■ WHAT THE TASK ASKS ■
Quote the listing word for word, starting at its first line and ending at the line that contains "title-line-2: el bla", with both of those lines included.

■ MATERIAL PROVIDED ■
>>>

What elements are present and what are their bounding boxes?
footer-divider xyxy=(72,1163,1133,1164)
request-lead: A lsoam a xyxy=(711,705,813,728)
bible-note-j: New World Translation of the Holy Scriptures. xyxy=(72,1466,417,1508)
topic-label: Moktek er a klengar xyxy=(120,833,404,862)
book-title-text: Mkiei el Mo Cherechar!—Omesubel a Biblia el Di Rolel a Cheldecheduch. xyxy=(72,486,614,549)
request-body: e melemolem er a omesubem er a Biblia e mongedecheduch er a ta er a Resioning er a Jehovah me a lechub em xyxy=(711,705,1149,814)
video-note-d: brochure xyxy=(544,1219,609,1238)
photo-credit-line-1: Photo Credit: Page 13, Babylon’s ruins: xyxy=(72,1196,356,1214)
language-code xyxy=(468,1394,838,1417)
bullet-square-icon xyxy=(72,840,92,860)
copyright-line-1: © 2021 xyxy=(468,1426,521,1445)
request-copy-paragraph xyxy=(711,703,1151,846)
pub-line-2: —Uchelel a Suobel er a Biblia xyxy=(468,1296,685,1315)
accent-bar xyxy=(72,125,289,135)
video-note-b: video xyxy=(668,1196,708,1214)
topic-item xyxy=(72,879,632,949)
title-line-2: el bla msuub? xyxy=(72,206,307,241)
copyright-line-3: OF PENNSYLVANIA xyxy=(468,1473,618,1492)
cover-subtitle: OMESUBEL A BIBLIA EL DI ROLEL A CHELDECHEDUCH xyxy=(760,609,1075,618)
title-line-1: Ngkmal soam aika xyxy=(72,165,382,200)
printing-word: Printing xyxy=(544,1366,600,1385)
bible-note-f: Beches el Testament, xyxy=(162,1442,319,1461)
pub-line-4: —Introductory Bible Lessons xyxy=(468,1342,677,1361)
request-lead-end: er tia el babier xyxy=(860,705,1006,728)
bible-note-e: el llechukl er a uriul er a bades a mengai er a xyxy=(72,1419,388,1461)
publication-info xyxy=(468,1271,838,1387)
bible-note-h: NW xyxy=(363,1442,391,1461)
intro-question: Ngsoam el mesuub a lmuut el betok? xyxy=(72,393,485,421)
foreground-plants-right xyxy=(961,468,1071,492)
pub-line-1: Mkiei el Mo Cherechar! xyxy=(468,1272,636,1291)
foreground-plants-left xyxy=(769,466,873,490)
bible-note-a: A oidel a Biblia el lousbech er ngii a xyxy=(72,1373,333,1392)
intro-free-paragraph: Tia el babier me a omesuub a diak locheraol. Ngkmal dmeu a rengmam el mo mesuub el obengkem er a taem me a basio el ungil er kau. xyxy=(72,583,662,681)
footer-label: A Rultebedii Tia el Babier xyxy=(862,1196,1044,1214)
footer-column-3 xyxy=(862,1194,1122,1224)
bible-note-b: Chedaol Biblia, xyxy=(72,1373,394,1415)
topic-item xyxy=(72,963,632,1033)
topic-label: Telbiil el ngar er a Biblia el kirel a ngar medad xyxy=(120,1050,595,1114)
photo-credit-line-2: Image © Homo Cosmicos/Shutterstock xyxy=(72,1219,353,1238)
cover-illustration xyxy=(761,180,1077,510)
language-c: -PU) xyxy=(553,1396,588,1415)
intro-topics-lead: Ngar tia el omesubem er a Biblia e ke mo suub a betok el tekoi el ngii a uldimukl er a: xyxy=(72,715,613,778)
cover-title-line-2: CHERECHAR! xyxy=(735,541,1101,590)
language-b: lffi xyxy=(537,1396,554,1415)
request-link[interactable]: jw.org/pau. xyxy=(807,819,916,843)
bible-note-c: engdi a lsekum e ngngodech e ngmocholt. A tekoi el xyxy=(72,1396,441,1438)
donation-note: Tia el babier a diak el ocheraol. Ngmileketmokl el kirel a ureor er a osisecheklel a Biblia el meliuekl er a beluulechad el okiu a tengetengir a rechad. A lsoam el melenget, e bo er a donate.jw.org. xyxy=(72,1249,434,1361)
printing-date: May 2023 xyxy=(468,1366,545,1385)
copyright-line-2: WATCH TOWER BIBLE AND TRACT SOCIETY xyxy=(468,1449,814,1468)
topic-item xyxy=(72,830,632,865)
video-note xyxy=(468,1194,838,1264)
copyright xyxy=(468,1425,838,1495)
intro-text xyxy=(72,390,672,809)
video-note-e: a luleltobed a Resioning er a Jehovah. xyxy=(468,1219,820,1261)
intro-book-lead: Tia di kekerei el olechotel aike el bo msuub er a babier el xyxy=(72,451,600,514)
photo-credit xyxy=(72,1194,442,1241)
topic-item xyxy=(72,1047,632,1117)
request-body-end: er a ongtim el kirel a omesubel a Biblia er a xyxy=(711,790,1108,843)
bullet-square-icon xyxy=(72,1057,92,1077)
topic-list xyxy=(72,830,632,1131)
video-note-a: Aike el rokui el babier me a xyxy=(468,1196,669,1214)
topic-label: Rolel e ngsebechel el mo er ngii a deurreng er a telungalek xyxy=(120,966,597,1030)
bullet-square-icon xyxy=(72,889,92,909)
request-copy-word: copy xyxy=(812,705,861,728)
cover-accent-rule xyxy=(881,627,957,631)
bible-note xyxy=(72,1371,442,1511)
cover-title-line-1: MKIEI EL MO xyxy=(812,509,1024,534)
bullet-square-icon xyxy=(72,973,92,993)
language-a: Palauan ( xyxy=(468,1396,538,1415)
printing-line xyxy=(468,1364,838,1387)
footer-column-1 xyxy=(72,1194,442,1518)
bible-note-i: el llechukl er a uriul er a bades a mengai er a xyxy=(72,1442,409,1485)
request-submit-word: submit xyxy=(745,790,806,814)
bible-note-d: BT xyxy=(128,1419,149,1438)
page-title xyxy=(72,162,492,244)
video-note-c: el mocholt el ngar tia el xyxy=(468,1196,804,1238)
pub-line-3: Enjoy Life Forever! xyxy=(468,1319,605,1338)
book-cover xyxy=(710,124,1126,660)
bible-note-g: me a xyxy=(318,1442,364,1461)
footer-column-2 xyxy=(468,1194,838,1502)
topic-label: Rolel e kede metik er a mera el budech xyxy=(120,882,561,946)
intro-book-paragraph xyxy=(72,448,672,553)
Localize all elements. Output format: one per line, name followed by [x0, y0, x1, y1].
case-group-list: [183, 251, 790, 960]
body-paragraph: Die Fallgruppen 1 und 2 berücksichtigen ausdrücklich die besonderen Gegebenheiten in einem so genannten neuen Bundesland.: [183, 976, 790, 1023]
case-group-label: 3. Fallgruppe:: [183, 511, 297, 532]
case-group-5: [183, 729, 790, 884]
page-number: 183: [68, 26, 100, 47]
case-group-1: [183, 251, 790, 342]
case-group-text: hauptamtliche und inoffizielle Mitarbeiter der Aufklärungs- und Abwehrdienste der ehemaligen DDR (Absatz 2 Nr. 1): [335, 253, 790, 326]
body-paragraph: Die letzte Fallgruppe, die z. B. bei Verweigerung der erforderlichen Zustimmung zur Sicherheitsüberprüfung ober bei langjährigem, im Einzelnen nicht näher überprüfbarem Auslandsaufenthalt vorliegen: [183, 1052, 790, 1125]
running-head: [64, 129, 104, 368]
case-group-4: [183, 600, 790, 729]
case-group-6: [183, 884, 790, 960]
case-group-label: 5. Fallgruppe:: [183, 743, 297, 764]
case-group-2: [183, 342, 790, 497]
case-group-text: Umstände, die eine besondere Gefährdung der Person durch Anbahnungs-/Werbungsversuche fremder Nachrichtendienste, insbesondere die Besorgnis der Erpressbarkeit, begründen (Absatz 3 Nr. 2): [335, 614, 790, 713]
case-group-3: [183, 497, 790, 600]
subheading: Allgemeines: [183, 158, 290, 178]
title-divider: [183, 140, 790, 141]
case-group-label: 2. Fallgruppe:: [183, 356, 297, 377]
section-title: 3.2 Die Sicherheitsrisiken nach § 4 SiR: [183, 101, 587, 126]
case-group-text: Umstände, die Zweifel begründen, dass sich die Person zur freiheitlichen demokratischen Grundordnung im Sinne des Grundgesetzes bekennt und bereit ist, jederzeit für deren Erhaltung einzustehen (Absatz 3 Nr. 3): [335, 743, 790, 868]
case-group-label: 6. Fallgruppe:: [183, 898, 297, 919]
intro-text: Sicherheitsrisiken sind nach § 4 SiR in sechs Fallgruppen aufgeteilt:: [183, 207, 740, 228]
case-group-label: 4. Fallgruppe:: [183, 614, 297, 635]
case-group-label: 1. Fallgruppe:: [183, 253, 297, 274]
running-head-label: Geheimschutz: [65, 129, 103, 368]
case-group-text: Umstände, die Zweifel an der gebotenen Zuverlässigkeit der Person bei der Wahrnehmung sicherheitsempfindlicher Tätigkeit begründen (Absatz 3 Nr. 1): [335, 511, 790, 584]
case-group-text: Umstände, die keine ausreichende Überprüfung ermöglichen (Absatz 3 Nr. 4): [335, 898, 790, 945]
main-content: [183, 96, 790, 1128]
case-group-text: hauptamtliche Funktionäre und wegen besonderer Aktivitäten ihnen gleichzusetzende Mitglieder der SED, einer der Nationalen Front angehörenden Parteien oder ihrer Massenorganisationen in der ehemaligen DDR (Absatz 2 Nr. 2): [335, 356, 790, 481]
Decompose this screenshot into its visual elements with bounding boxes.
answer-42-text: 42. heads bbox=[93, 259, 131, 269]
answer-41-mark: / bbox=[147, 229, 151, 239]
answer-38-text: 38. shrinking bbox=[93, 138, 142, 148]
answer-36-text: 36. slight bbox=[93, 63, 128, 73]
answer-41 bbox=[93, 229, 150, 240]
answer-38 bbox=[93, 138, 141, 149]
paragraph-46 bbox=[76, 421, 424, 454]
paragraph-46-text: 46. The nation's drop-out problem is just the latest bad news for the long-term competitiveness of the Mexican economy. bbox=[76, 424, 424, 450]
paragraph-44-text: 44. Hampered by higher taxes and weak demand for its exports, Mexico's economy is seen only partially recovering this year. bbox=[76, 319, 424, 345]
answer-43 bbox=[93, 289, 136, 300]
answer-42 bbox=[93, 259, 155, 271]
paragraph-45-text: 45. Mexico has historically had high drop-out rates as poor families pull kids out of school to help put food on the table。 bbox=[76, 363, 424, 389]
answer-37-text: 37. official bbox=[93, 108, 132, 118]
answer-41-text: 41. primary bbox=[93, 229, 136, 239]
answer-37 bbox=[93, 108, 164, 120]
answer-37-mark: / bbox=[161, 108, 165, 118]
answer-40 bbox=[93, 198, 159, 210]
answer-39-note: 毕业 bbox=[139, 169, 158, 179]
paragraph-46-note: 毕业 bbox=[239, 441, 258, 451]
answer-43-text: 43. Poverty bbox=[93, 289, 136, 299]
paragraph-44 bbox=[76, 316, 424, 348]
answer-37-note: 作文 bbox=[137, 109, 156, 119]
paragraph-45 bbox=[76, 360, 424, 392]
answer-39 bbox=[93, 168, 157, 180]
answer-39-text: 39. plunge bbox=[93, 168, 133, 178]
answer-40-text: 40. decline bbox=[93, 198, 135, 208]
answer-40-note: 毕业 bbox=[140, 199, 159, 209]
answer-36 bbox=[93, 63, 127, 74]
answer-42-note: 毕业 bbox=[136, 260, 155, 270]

<<<

■ PROBLEM SOLUTION ■
What elements are present and what are their bounding boxes?
footer-divider xyxy=(72,1163,1133,1164)
request-lead: A lsoam a xyxy=(711,705,813,728)
bible-note-j: New World Translation of the Holy Scriptures. xyxy=(72,1466,417,1508)
topic-label: Moktek er a klengar xyxy=(120,833,404,862)
book-title-text: Mkiei el Mo Cherechar!—Omesubel a Biblia el Di Rolel a Cheldecheduch. xyxy=(72,486,614,549)
request-body: e melemolem er a omesubem er a Biblia e mongedecheduch er a ta er a Resioning er a Jehovah me a lechub em xyxy=(711,705,1149,814)
video-note-d: brochure xyxy=(544,1219,609,1238)
photo-credit-line-1: Photo Credit: Page 13, Babylon’s ruins: xyxy=(72,1196,356,1214)
language-code xyxy=(468,1394,838,1417)
bullet-square-icon xyxy=(72,840,92,860)
copyright-line-1: © 2021 xyxy=(468,1426,521,1445)
request-copy-paragraph xyxy=(711,703,1151,846)
pub-line-2: —Uchelel a Suobel er a Biblia xyxy=(468,1296,685,1315)
accent-bar xyxy=(72,125,289,135)
video-note-b: video xyxy=(668,1196,708,1214)
topic-item xyxy=(72,879,632,949)
title-line-2: el bla msuub? xyxy=(72,206,307,241)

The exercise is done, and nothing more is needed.